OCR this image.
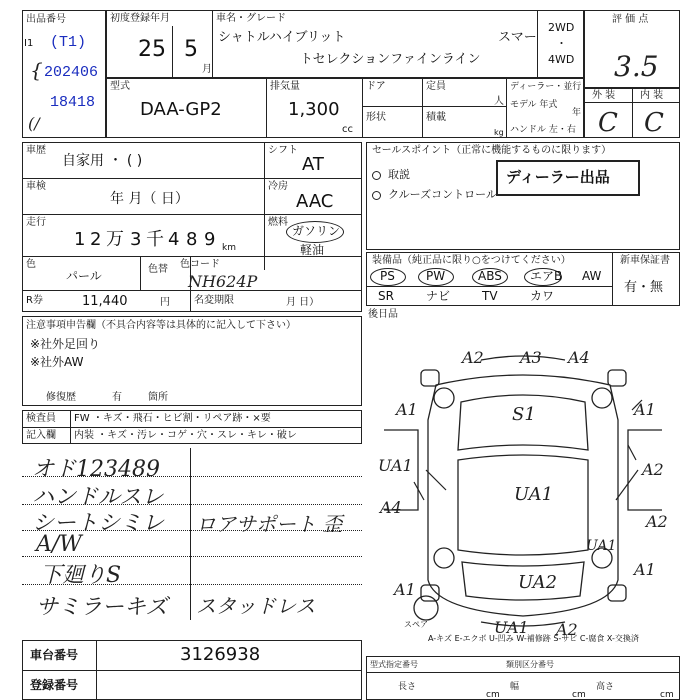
出品番号
I1 (T1)
202406
18418
{
(/
初度登録年月
25 5
月
車名・グレード
シャトルハイブリット	スマー
トセレクションファインライン
2WD
・
4WD
評 価 点
3.5
型式
DAA-GP2
排気量
1,300
cc
ドア	定員
人
形状	積載
kg
ディーラー・並行
モデル 年式
年
ハンドル 左・右
外 装 内 装
C C
車歴
自家用 ・ ( )
シフト
AT
車検
年 月（ 日）
冷房
AAC
走行
1 2 万 3 千 4 8 9 km
燃料
ガソリン
軽油
色
パール	色替 色コード
NH624P
R券	11,440	円 名変期限	月 日）
セールスポイント（正常に機能するものに限ります）
取説
クルーズコントロール
ディーラー出品
装備品（純正品に限り○をつけてください）	新車保証書
有・無
PS	PW	ABS エアB AW
SR	ナビ	TV	カワ
後日品
注意事項申告欄（不具合内容等は具体的に記入して下さい）
※社外足回り
※社外AW
修復歴	有	箇所
検査員
記入欄
FW ・キズ・飛石・ヒビ割・リペア跡・×要
内装 ・キズ・汚レ・コゲ・穴・スレ・キレ・破レ
オド123489
ハンドルスレ
シートシミレ
A/W
下廻りS
サミラーキズ
ロアサポート 歪
スタッドレス
A2 A3 A4
A1	S1	A1
UA1	A2
A4
UA1
A2
A1
UA2
A1
UA1 A2
UA1
スペア
A-キズ E-エクボ U-凹み W-補修跡 S-サビ C-腐食 X-交換済
車台番号	3126938
登録番号
型式指定番号	類別区分番号
長さ
cm
幅
cm
高さ
cm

_ _ _ _ _

INSTRUCTION – Pictures are to be left out; the records above must be repeated word for word.

RESPONSE TO THE EXERCISE –
OCR this image.
出品番号
I1 (T1)
202406
18418
{
(/
初度登録年月
25 5
月
車名・グレード
シャトルハイブリット	スマー
トセレクションファインライン
2WD
・
4WD
評 価 点
3.5
型式
DAA-GP2
排気量
1,300
cc
ドア	定員
人
形状	積載
kg
ディーラー・並行
モデル 年式
年
ハンドル 左・右
外 装 内 装
C C
車歴
自家用 ・ ( )
シフト
AT
車検
年 月（ 日）
冷房
AAC
走行
1 2 万 3 千 4 8 9 km
燃料
ガソリン
軽油
色
パール	色替 色コード
NH624P
R券	11,440	円 名変期限	月 日）
セールスポイント（正常に機能するものに限ります）
取説
クルーズコントロール
ディーラー出品
装備品（純正品に限り○をつけてください）	新車保証書
有・無
PS	PW	ABS エアB AW
SR	ナビ	TV	カワ
後日品
注意事項申告欄（不具合内容等は具体的に記入して下さい）
※社外足回り
※社外AW
修復歴	有	箇所
検査員
記入欄
FW ・キズ・飛石・ヒビ割・リペア跡・×要
内装 ・キズ・汚レ・コゲ・穴・スレ・キレ・破レ
オド123489
ハンドルスレ
シートシミレ
A/W
下廻りS
サミラーキズ
ロアサポート 歪
スタッドレス
A2 A3 A4
A1	S1	A1
UA1	A2
A4
UA1
A2
A1
UA2
A1
UA1 A2
UA1
スペア
A-キズ E-エクボ U-凹み W-補修跡 S-サビ C-腐食 X-交換済
車台番号	3126938
登録番号
型式指定番号	類別区分番号
長さ
cm
幅
cm
高さ
cm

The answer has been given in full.